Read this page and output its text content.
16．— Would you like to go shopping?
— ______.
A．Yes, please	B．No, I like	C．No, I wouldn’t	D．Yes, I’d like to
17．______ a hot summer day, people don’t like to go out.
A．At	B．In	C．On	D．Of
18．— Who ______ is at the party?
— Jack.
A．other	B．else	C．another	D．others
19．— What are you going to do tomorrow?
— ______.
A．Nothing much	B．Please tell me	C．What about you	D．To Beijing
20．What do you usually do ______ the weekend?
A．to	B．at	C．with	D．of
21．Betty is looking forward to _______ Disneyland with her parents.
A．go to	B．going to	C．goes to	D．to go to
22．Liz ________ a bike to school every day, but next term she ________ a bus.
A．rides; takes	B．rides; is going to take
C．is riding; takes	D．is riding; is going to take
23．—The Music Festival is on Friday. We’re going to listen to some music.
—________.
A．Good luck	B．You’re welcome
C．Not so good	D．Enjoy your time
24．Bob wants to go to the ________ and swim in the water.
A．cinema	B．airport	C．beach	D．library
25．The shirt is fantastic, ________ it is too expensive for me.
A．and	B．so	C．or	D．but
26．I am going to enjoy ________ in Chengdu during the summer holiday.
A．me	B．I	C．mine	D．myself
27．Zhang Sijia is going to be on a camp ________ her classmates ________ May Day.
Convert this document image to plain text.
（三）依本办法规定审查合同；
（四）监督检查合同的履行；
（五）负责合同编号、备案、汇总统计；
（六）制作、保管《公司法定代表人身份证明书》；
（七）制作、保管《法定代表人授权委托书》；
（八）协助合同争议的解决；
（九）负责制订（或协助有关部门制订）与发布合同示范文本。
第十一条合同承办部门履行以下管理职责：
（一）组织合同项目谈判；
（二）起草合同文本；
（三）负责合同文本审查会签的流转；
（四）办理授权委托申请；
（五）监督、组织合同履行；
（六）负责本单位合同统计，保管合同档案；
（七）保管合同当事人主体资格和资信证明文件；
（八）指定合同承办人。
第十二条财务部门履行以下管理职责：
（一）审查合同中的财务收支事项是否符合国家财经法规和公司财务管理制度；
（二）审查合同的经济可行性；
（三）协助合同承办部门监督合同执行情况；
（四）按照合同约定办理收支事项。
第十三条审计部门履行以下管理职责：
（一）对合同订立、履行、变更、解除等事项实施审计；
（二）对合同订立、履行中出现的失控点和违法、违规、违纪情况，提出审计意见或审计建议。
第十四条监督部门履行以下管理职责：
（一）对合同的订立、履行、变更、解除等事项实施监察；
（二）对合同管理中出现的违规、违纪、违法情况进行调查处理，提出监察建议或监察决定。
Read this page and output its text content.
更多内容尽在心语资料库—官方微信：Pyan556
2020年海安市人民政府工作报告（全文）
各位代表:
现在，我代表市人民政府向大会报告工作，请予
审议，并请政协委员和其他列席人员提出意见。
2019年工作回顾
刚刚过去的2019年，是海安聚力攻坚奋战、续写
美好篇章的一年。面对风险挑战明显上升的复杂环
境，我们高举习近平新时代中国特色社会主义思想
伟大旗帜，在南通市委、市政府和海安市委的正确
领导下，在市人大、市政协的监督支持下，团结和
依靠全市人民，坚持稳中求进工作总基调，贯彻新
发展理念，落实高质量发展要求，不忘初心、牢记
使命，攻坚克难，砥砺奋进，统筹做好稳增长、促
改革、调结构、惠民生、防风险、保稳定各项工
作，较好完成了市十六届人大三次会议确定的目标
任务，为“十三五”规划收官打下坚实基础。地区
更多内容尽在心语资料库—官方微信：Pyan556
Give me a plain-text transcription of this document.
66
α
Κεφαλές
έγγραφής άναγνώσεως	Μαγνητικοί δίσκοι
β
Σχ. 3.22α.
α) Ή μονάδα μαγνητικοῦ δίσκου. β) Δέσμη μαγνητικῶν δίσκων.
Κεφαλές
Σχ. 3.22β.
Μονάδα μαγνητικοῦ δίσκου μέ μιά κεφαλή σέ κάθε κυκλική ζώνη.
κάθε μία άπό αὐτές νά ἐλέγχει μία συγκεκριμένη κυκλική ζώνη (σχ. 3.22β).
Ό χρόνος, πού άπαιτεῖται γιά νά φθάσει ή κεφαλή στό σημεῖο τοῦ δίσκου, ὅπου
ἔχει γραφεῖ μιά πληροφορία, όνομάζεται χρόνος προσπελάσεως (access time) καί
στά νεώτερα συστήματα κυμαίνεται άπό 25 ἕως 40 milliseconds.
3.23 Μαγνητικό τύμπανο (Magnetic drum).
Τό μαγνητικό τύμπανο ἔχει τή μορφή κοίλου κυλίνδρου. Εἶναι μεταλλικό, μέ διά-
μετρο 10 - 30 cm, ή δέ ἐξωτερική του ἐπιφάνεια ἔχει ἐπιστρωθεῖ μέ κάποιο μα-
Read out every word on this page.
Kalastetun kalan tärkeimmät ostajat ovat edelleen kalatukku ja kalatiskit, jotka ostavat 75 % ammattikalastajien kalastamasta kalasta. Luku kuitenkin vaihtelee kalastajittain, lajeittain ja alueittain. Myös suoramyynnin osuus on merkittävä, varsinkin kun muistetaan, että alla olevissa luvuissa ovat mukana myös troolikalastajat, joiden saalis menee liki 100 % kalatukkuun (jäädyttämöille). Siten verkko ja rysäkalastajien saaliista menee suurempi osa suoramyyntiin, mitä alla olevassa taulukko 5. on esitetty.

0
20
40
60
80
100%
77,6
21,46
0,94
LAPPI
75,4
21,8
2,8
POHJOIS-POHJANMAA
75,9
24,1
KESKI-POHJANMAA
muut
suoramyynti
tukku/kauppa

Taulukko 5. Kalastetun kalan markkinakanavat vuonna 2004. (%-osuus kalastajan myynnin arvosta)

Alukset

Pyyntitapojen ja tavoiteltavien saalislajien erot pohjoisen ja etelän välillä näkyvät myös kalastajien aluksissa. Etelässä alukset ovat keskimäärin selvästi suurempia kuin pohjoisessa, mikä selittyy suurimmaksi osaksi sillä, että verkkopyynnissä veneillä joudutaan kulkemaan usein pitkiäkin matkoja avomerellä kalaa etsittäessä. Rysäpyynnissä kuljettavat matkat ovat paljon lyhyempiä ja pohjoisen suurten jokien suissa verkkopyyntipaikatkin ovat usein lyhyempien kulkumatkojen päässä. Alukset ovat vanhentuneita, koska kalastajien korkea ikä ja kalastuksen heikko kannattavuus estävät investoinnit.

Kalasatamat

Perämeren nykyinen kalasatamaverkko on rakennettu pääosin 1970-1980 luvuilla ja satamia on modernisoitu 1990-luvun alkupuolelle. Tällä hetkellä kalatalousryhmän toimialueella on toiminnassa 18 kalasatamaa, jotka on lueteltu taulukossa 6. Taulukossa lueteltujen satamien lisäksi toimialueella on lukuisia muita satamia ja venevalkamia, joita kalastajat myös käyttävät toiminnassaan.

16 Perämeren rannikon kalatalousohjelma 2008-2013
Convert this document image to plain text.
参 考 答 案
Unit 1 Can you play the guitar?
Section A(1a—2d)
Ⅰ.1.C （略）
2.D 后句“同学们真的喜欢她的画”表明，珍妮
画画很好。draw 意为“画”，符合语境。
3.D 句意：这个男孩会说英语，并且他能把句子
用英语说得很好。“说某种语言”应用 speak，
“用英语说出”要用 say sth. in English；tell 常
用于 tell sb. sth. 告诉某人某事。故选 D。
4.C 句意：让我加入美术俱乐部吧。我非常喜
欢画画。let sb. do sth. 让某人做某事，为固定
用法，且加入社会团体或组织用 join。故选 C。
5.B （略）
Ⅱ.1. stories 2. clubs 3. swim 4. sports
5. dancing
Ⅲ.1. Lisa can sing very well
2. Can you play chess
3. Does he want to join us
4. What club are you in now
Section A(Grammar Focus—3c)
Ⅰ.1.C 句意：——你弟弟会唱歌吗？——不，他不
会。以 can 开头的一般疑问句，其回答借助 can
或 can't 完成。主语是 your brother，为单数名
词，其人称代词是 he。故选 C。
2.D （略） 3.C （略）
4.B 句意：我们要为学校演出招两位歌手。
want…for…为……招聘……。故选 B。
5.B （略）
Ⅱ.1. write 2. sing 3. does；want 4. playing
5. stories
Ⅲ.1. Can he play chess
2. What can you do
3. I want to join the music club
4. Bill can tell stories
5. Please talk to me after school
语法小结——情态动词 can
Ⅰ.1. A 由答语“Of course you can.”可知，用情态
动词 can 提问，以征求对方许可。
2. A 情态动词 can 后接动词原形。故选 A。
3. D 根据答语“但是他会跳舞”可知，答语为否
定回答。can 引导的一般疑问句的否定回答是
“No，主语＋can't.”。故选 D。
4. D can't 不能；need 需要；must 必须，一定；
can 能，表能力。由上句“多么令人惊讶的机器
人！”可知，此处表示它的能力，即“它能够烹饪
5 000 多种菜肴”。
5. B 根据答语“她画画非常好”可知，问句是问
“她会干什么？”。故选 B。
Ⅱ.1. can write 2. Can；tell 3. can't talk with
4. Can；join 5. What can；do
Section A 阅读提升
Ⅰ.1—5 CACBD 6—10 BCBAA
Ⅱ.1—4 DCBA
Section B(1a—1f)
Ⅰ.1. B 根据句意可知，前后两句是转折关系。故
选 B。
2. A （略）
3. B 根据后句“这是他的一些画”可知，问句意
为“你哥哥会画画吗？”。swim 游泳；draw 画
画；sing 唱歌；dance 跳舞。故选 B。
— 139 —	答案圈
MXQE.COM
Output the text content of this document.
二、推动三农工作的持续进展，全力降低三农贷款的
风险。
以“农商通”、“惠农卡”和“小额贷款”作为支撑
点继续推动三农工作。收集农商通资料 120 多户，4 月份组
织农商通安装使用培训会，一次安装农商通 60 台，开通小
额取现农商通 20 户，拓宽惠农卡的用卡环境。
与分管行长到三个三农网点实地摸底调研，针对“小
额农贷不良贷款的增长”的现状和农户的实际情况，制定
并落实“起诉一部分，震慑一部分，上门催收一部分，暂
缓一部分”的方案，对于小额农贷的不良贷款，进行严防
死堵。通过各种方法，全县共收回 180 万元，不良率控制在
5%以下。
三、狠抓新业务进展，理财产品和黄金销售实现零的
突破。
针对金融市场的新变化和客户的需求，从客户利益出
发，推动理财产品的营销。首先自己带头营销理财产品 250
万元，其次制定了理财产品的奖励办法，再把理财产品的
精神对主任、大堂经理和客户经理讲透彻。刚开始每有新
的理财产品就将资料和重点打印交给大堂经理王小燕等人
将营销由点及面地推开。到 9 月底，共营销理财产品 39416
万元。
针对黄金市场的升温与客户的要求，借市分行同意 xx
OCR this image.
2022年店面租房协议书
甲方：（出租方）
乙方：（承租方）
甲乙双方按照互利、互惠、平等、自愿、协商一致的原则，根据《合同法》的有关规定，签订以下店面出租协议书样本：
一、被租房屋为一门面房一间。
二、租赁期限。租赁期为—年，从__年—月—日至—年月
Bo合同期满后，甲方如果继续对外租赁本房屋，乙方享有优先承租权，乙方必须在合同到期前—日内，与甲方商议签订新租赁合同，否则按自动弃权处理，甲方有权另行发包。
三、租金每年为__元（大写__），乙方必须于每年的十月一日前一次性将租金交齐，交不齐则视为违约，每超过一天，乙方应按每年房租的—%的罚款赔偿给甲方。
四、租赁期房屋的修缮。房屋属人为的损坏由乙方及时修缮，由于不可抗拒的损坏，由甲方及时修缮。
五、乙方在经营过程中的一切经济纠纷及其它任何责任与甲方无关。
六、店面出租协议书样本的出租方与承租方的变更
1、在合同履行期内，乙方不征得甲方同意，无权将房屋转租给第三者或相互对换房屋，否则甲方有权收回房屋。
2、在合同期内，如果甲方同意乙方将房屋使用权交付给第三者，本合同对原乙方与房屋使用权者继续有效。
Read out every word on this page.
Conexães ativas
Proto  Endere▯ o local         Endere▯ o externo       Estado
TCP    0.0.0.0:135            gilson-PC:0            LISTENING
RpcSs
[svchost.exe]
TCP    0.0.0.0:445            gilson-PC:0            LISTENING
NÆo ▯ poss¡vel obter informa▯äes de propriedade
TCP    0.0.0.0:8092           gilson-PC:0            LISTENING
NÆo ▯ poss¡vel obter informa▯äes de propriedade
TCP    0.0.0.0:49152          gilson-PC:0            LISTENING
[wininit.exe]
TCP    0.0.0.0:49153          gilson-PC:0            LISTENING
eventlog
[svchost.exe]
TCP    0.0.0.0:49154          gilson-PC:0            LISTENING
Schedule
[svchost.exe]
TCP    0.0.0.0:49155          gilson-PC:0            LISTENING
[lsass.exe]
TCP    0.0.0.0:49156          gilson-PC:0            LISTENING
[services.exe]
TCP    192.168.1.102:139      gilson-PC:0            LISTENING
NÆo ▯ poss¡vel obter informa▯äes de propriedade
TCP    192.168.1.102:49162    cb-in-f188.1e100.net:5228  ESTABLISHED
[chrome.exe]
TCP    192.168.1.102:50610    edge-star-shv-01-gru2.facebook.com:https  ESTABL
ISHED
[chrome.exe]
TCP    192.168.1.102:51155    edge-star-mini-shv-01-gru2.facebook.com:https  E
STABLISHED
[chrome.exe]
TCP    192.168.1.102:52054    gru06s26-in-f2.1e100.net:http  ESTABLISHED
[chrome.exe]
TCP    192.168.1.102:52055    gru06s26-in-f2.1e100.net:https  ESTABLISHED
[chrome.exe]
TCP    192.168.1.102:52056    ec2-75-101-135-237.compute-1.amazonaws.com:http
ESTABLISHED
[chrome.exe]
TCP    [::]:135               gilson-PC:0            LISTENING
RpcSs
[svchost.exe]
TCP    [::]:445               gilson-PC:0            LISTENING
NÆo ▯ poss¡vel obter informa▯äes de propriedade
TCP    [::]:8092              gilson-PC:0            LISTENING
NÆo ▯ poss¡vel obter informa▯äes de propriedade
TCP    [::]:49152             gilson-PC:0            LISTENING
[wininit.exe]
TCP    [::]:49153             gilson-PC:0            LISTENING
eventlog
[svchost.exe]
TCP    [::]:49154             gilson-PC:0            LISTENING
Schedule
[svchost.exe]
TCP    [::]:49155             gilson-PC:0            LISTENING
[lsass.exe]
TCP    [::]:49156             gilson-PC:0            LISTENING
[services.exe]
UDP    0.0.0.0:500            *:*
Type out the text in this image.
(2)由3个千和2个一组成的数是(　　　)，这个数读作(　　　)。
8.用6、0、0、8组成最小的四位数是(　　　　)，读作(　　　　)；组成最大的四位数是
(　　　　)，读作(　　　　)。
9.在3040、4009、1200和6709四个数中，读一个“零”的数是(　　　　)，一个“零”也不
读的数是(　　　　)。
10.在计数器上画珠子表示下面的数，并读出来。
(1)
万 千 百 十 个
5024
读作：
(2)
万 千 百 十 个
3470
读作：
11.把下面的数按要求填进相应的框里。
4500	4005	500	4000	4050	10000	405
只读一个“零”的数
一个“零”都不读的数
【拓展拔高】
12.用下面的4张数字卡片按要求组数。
# # # # #
> PROBLEM TO SOLVE
Each line that holds the word "κεφαλή" should be extracted from the records.

> FULL SOLUTION
Μονάδα μαγνητικοῦ δίσκου μέ μιά κεφαλή σέ κάθε κυκλική ζώνη.
Ό χρόνος, πού άπαιτεῖται γιά νά φθάσει ή κεφαλή στό σημεῖο τοῦ δίσκου, ὅπου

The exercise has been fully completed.